**Records for the task:**
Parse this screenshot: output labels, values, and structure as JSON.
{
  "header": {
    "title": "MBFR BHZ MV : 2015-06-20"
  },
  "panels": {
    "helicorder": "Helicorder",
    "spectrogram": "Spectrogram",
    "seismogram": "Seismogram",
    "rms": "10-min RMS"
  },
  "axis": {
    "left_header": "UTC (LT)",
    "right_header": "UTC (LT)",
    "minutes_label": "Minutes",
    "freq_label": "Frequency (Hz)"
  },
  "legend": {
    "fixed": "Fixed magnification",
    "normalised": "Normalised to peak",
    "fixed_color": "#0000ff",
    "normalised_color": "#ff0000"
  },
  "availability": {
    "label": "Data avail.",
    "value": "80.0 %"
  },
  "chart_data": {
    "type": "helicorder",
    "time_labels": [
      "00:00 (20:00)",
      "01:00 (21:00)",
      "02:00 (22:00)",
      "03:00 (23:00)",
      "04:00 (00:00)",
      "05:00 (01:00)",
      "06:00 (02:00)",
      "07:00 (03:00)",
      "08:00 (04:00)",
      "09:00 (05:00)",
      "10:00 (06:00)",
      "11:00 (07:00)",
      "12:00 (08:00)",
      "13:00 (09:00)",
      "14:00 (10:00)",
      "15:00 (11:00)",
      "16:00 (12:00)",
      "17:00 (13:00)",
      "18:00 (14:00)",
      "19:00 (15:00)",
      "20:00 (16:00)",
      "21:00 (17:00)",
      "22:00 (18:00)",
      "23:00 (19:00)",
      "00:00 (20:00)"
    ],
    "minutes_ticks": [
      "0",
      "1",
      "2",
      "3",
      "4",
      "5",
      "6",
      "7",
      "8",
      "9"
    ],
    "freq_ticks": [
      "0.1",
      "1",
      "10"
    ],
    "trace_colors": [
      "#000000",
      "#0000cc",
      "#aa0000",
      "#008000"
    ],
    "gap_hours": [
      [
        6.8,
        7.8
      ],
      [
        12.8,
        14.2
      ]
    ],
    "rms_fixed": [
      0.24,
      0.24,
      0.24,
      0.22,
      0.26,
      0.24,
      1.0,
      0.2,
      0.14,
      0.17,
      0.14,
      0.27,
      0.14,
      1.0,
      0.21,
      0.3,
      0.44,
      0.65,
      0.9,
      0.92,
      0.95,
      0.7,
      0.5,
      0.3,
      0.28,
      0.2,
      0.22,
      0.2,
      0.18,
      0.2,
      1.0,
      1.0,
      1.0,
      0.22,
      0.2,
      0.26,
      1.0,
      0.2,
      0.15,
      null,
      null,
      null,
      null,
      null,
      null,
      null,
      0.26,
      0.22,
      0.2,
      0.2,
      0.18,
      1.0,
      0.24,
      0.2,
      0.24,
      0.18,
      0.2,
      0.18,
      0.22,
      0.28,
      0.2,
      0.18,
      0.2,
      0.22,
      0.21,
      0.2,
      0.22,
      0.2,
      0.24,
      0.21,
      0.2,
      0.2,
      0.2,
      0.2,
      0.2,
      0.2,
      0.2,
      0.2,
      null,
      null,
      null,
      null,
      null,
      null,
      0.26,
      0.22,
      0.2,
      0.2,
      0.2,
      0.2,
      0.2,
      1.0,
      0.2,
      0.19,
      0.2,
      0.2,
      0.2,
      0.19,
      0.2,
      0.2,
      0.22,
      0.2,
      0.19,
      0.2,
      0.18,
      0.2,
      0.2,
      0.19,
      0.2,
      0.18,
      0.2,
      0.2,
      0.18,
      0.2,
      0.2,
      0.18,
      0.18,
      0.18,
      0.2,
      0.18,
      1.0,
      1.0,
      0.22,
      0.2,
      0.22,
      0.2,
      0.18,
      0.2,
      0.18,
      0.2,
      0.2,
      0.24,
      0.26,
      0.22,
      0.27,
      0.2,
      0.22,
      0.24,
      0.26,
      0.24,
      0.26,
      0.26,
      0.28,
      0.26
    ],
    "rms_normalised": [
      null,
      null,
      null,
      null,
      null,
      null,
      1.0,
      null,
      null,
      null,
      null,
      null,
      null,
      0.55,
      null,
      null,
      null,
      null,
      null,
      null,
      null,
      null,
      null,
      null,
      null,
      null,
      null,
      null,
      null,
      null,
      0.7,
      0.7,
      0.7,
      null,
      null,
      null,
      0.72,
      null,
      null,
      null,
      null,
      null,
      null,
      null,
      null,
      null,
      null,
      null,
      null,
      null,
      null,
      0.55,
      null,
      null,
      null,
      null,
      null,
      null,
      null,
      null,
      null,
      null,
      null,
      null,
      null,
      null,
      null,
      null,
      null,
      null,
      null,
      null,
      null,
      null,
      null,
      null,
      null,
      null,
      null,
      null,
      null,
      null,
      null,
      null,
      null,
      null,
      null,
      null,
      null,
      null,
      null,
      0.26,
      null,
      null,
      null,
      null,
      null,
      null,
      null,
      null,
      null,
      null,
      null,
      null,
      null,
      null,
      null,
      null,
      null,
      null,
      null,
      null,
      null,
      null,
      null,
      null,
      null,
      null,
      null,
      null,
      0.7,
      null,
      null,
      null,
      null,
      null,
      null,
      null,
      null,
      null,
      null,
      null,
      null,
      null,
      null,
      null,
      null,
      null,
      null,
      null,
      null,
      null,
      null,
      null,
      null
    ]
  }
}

**What to produce:** Reproduce each entry word for word.

**The solution:**
Parse this screenshot: output labels, values, and structure as JSON.
{
  "header": {
    "title": "MBFR BHZ MV : 2015-06-20"
  },
  "panels": {
    "helicorder": "Helicorder",
    "spectrogram": "Spectrogram",
    "seismogram": "Seismogram",
    "rms": "10-min RMS"
  },
  "axis": {
    "left_header": "UTC (LT)",
    "right_header": "UTC (LT)",
    "minutes_label": "Minutes",
    "freq_label": "Frequency (Hz)"
  },
  "legend": {
    "fixed": "Fixed magnification",
    "normalised": "Normalised to peak",
    "fixed_color": "#0000ff",
    "normalised_color": "#ff0000"
  },
  "availability": {
    "label": "Data avail.",
    "value": "80.0 %"
  },
  "chart_data": {
    "type": "helicorder",
    "time_labels": [
      "00:00 (20:00)",
      "01:00 (21:00)",
      "02:00 (22:00)",
      "03:00 (23:00)",
      "04:00 (00:00)",
      "05:00 (01:00)",
      "06:00 (02:00)",
      "07:00 (03:00)",
      "08:00 (04:00)",
      "09:00 (05:00)",
      "10:00 (06:00)",
      "11:00 (07:00)",
      "12:00 (08:00)",
      "13:00 (09:00)",
      "14:00 (10:00)",
      "15:00 (11:00)",
      "16:00 (12:00)",
      "17:00 (13:00)",
      "18:00 (14:00)",
      "19:00 (15:00)",
      "20:00 (16:00)",
      "21:00 (17:00)",
      "22:00 (18:00)",
      "23:00 (19:00)",
      "00:00 (20:00)"
    ],
    "minutes_ticks": [
      "0",
      "1",
      "2",
      "3",
      "4",
      "5",
      "6",
      "7",
      "8",
      "9"
    ],
    "freq_ticks": [
      "0.1",
      "1",
      "10"
    ],
    "trace_colors": [
      "#000000",
      "#0000cc",
      "#aa0000",
      "#008000"
    ],
    "gap_hours": [
      [
        6.8,
        7.8
      ],
      [
        12.8,
        14.2
      ]
    ],
    "rms_fixed": [
      0.24,
      0.24,
      0.24,
      0.22,
      0.26,
      0.24,
      1.0,
      0.2,
      0.14,
      0.17,
      0.14,
      0.27,
      0.14,
      1.0,
      0.21,
      0.3,
      0.44,
      0.65,
      0.9,
      0.92,
      0.95,
      0.7,
      0.5,
      0.3,
      0.28,
      0.2,
      0.22,
      0.2,
      0.18,
      0.2,
      1.0,
      1.0,
      1.0,
      0.22,
      0.2,
      0.26,
      1.0,
      0.2,
      0.15,
      null,
      null,
      null,
      null,
      null,
      null,
      null,
      0.26,
      0.22,
      0.2,
      0.2,
      0.18,
      1.0,
      0.24,
      0.2,
      0.24,
      0.18,
      0.2,
      0.18,
      0.22,
      0.28,
      0.2,
      0.18,
      0.2,
      0.22,
      0.21,
      0.2,
      0.22,
      0.2,
      0.24,
      0.21,
      0.2,
      0.2,
      0.2,
      0.2,
      0.2,
      0.2,
      0.2,
      0.2,
      null,
      null,
      null,
      null,
      null,
      null,
      0.26,
      0.22,
      0.2,
      0.2,
      0.2,
      0.2,
      0.2,
      1.0,
      0.2,
      0.19,
      0.2,
      0.2,
      0.2,
      0.19,
      0.2,
      0.2,
      0.22,
      0.2,
      0.19,
      0.2,
      0.18,
      0.2,
      0.2,
      0.19,
      0.2,
      0.18,
      0.2,
      0.2,
      0.18,
      0.2,
      0.2,
      0.18,
      0.18,
      0.18,
      0.2,
      0.18,
      1.0,
      1.0,
      0.22,
      0.2,
      0.22,
      0.2,
      0.18,
      0.2,
      0.18,
      0.2,
      0.2,
      0.24,
      0.26,
      0.22,
      0.27,
      0.2,
      0.22,
      0.24,
      0.26,
      0.24,
      0.26,
      0.26,
      0.28,
      0.26
    ],
    "rms_normalised": [
      null,
      null,
      null,
      null,
      null,
      null,
      1.0,
      null,
      null,
      null,
      null,
      null,
      null,
      0.55,
      null,
      null,
      null,
      null,
      null,
      null,
      null,
      null,
      null,
      null,
      null,
      null,
      null,
      null,
      null,
      null,
      0.7,
      0.7,
      0.7,
      null,
      null,
      null,
      0.72,
      null,
      null,
      null,
      null,
      null,
      null,
      null,
      null,
      null,
      null,
      null,
      null,
      null,
      null,
      0.55,
      null,
      null,
      null,
      null,
      null,
      null,
      null,
      null,
      null,
      null,
      null,
      null,
      null,
      null,
      null,
      null,
      null,
      null,
      null,
      null,
      null,
      null,
      null,
      null,
      null,
      null,
      null,
      null,
      null,
      null,
      null,
      null,
      null,
      null,
      null,
      null,
      null,
      null,
      null,
      0.26,
      null,
      null,
      null,
      null,
      null,
      null,
      null,
      null,
      null,
      null,
      null,
      null,
      null,
      null,
      null,
      null,
      null,
      null,
      null,
      null,
      null,
      null,
      null,
      null,
      null,
      null,
      null,
      null,
      0.7,
      null,
      null,
      null,
      null,
      null,
      null,
      null,
      null,
      null,
      null,
      null,
      null,
      null,
      null,
      null,
      null,
      null,
      null,
      null,
      null,
      null,
      null,
      null,
      null
    ]
  }
}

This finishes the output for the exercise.